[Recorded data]

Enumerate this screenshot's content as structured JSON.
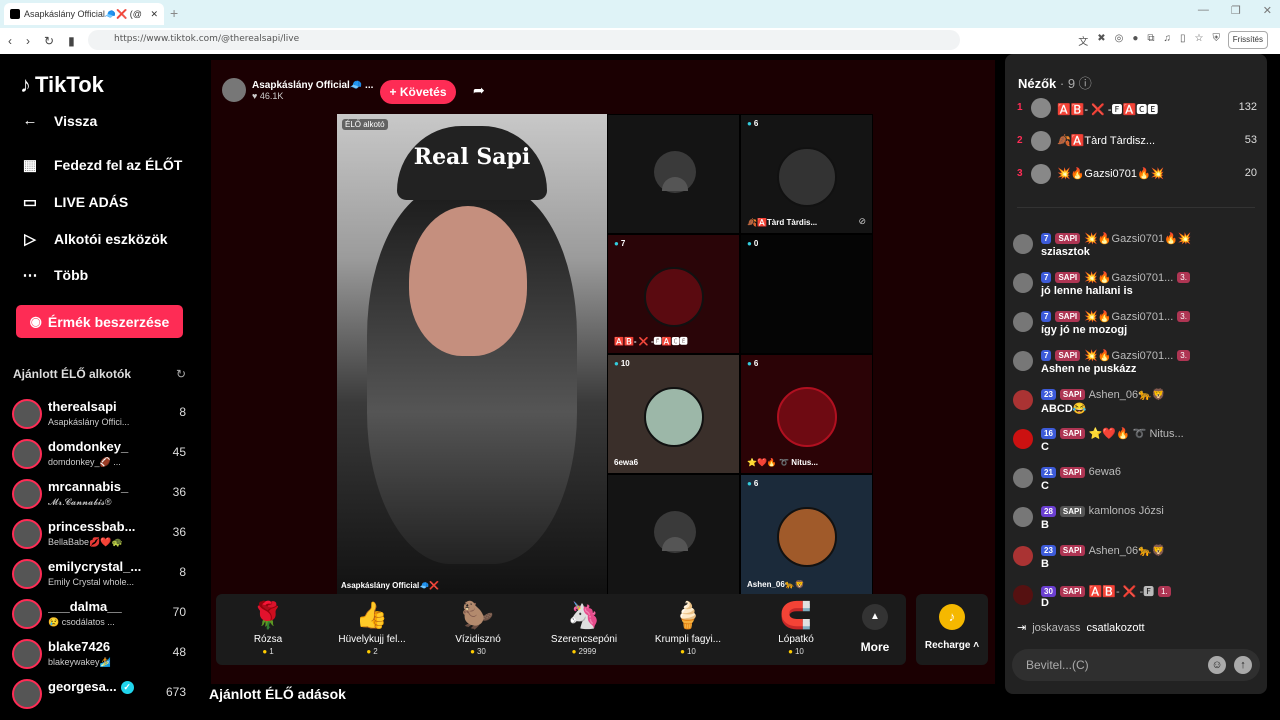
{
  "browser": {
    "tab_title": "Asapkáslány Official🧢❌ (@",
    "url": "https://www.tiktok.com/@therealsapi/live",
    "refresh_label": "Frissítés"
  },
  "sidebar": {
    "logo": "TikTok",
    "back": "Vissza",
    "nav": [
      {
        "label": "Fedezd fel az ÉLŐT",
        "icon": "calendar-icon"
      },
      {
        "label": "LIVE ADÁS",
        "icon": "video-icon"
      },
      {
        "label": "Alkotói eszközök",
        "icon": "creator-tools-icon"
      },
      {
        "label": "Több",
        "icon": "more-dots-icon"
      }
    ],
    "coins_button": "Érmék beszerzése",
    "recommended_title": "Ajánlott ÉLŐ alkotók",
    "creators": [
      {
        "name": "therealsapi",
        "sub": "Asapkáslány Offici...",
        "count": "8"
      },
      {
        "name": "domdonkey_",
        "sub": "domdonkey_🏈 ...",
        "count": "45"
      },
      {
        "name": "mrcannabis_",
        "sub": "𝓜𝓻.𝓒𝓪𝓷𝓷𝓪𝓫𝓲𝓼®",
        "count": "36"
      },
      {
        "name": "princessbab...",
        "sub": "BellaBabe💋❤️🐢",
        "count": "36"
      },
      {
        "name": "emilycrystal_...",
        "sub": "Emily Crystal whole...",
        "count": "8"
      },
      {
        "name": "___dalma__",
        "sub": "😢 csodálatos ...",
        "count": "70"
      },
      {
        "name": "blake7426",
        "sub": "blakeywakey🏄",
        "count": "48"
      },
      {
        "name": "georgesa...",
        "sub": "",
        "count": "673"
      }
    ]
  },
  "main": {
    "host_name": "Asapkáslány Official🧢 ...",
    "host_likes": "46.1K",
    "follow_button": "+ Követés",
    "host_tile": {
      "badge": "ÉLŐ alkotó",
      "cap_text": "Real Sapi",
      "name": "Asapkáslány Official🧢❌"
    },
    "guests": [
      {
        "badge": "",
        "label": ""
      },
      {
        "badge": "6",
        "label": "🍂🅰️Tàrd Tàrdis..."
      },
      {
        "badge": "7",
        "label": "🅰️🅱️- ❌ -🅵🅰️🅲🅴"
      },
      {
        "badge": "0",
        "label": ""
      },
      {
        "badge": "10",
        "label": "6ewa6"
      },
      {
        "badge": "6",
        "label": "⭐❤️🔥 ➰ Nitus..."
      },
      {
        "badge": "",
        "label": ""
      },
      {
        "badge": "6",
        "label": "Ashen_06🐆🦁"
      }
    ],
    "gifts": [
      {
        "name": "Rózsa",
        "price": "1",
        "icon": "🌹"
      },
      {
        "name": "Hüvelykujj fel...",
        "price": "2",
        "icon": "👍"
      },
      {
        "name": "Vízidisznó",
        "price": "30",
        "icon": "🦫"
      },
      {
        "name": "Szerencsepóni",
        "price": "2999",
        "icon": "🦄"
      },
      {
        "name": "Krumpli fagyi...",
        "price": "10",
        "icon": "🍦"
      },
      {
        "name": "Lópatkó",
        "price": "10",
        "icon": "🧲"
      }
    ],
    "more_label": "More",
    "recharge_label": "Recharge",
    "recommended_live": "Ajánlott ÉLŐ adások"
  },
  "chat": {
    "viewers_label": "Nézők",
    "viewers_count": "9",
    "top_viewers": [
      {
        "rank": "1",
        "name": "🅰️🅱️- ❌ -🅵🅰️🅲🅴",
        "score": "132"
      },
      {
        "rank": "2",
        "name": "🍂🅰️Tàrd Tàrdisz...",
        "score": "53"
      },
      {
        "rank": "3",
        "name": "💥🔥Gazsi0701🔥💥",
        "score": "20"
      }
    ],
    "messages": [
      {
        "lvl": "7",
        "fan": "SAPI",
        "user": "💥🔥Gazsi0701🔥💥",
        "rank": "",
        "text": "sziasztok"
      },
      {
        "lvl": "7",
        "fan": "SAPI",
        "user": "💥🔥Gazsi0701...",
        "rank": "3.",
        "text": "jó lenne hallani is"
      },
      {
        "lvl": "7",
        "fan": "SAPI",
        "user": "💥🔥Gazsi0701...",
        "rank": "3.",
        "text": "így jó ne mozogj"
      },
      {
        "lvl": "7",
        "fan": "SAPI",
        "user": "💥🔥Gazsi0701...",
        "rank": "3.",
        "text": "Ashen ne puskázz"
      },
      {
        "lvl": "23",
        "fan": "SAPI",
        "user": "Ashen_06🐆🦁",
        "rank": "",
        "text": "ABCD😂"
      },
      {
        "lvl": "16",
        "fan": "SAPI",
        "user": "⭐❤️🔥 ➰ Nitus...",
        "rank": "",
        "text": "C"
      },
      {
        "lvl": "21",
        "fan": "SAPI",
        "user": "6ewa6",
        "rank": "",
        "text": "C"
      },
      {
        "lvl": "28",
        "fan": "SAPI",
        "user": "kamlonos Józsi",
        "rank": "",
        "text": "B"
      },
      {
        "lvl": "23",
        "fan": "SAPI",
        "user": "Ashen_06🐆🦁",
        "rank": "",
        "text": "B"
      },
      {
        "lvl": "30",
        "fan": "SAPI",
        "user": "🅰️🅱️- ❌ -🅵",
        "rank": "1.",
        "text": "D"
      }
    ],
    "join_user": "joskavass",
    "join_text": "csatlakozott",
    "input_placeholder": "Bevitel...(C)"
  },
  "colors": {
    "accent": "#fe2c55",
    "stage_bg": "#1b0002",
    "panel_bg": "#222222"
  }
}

:: PROMPT ::
Reproduce each line word for word and drop the pictures.

:: RESPONSE TO THE TASK ::
Enumerate this screenshot's content as structured JSON.
{
  "browser": {
    "tab_title": "Asapkáslány Official🧢❌ (@",
    "url": "https://www.tiktok.com/@therealsapi/live",
    "refresh_label": "Frissítés"
  },
  "sidebar": {
    "logo": "TikTok",
    "back": "Vissza",
    "nav": [
      {
        "label": "Fedezd fel az ÉLŐT",
        "icon": "calendar-icon"
      },
      {
        "label": "LIVE ADÁS",
        "icon": "video-icon"
      },
      {
        "label": "Alkotói eszközök",
        "icon": "creator-tools-icon"
      },
      {
        "label": "Több",
        "icon": "more-dots-icon"
      }
    ],
    "coins_button": "Érmék beszerzése",
    "recommended_title": "Ajánlott ÉLŐ alkotók",
    "creators": [
      {
        "name": "therealsapi",
        "sub": "Asapkáslány Offici...",
        "count": "8"
      },
      {
        "name": "domdonkey_",
        "sub": "domdonkey_🏈 ...",
        "count": "45"
      },
      {
        "name": "mrcannabis_",
        "sub": "𝓜𝓻.𝓒𝓪𝓷𝓷𝓪𝓫𝓲𝓼®",
        "count": "36"
      },
      {
        "name": "princessbab...",
        "sub": "BellaBabe💋❤️🐢",
        "count": "36"
      },
      {
        "name": "emilycrystal_...",
        "sub": "Emily Crystal whole...",
        "count": "8"
      },
      {
        "name": "___dalma__",
        "sub": "😢 csodálatos ...",
        "count": "70"
      },
      {
        "name": "blake7426",
        "sub": "blakeywakey🏄",
        "count": "48"
      },
      {
        "name": "georgesa...",
        "sub": "",
        "count": "673"
      }
    ]
  },
  "main": {
    "host_name": "Asapkáslány Official🧢 ...",
    "host_likes": "46.1K",
    "follow_button": "+ Követés",
    "host_tile": {
      "badge": "ÉLŐ alkotó",
      "cap_text": "Real Sapi",
      "name": "Asapkáslány Official🧢❌"
    },
    "guests": [
      {
        "badge": "",
        "label": ""
      },
      {
        "badge": "6",
        "label": "🍂🅰️Tàrd Tàrdis..."
      },
      {
        "badge": "7",
        "label": "🅰️🅱️- ❌ -🅵🅰️🅲🅴"
      },
      {
        "badge": "0",
        "label": ""
      },
      {
        "badge": "10",
        "label": "6ewa6"
      },
      {
        "badge": "6",
        "label": "⭐❤️🔥 ➰ Nitus..."
      },
      {
        "badge": "",
        "label": ""
      },
      {
        "badge": "6",
        "label": "Ashen_06🐆🦁"
      }
    ],
    "gifts": [
      {
        "name": "Rózsa",
        "price": "1",
        "icon": "🌹"
      },
      {
        "name": "Hüvelykujj fel...",
        "price": "2",
        "icon": "👍"
      },
      {
        "name": "Vízidisznó",
        "price": "30",
        "icon": "🦫"
      },
      {
        "name": "Szerencsepóni",
        "price": "2999",
        "icon": "🦄"
      },
      {
        "name": "Krumpli fagyi...",
        "price": "10",
        "icon": "🍦"
      },
      {
        "name": "Lópatkó",
        "price": "10",
        "icon": "🧲"
      }
    ],
    "more_label": "More",
    "recharge_label": "Recharge",
    "recommended_live": "Ajánlott ÉLŐ adások"
  },
  "chat": {
    "viewers_label": "Nézők",
    "viewers_count": "9",
    "top_viewers": [
      {
        "rank": "1",
        "name": "🅰️🅱️- ❌ -🅵🅰️🅲🅴",
        "score": "132"
      },
      {
        "rank": "2",
        "name": "🍂🅰️Tàrd Tàrdisz...",
        "score": "53"
      },
      {
        "rank": "3",
        "name": "💥🔥Gazsi0701🔥💥",
        "score": "20"
      }
    ],
    "messages": [
      {
        "lvl": "7",
        "fan": "SAPI",
        "user": "💥🔥Gazsi0701🔥💥",
        "rank": "",
        "text": "sziasztok"
      },
      {
        "lvl": "7",
        "fan": "SAPI",
        "user": "💥🔥Gazsi0701...",
        "rank": "3.",
        "text": "jó lenne hallani is"
      },
      {
        "lvl": "7",
        "fan": "SAPI",
        "user": "💥🔥Gazsi0701...",
        "rank": "3.",
        "text": "így jó ne mozogj"
      },
      {
        "lvl": "7",
        "fan": "SAPI",
        "user": "💥🔥Gazsi0701...",
        "rank": "3.",
        "text": "Ashen ne puskázz"
      },
      {
        "lvl": "23",
        "fan": "SAPI",
        "user": "Ashen_06🐆🦁",
        "rank": "",
        "text": "ABCD😂"
      },
      {
        "lvl": "16",
        "fan": "SAPI",
        "user": "⭐❤️🔥 ➰ Nitus...",
        "rank": "",
        "text": "C"
      },
      {
        "lvl": "21",
        "fan": "SAPI",
        "user": "6ewa6",
        "rank": "",
        "text": "C"
      },
      {
        "lvl": "28",
        "fan": "SAPI",
        "user": "kamlonos Józsi",
        "rank": "",
        "text": "B"
      },
      {
        "lvl": "23",
        "fan": "SAPI",
        "user": "Ashen_06🐆🦁",
        "rank": "",
        "text": "B"
      },
      {
        "lvl": "30",
        "fan": "SAPI",
        "user": "🅰️🅱️- ❌ -🅵",
        "rank": "1.",
        "text": "D"
      }
    ],
    "join_user": "joskavass",
    "join_text": "csatlakozott",
    "input_placeholder": "Bevitel...(C)"
  },
  "colors": {
    "accent": "#fe2c55",
    "stage_bg": "#1b0002",
    "panel_bg": "#222222"
  }
}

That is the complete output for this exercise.